→ YOUR INSTRUCTIONS
In the records below, find the line containing "Read this page and output its text content."; copy exactly that line and all lines after it to the end, and nothing else.

→ EXTRACTED RECORDS
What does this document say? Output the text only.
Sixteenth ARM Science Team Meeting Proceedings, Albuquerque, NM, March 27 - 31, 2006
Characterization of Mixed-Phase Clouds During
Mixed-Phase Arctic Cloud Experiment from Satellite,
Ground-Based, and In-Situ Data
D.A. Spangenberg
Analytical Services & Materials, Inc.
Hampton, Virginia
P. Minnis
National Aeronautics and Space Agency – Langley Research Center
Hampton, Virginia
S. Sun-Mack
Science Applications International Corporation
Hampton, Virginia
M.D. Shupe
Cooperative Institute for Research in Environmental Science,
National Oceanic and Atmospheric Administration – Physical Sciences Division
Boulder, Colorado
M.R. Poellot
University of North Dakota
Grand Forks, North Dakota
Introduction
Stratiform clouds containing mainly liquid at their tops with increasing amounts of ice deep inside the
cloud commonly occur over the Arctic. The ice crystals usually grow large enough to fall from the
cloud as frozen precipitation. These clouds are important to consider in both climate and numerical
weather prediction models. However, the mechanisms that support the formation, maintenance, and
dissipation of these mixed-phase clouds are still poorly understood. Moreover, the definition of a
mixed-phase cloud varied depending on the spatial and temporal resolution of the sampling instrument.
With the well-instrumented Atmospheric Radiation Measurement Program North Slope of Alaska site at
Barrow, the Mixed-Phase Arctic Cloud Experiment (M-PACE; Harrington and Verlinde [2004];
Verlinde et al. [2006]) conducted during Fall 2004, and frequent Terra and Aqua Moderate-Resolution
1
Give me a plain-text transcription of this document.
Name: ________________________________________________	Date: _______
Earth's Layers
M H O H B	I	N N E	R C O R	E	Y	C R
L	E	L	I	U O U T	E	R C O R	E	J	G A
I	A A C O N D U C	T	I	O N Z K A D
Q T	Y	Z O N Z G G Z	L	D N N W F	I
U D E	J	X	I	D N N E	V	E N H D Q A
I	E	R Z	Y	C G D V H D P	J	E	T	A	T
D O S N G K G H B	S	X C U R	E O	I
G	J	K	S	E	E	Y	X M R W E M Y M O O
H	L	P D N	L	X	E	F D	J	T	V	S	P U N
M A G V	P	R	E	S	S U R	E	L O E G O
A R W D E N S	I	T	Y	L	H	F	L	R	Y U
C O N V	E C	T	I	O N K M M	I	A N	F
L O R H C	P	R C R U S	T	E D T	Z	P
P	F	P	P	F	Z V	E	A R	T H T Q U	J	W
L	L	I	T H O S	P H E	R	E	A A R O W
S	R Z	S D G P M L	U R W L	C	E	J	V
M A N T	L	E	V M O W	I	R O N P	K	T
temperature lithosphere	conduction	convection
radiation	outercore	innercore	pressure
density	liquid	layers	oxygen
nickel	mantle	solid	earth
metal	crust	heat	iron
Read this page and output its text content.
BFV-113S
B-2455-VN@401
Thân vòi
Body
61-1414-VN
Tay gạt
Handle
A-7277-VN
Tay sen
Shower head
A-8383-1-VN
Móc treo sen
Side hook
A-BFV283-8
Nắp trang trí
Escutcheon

→ EXPECTED ANSWER
Read this page and output its text content.
BFV-113S
B-2455-VN@401
Thân vòi
Body
61-1414-VN
Tay gạt
Handle
A-7277-VN
Tay sen
Shower head
A-8383-1-VN
Móc treo sen
Side hook
A-BFV283-8
Nắp trang trí
Escutcheon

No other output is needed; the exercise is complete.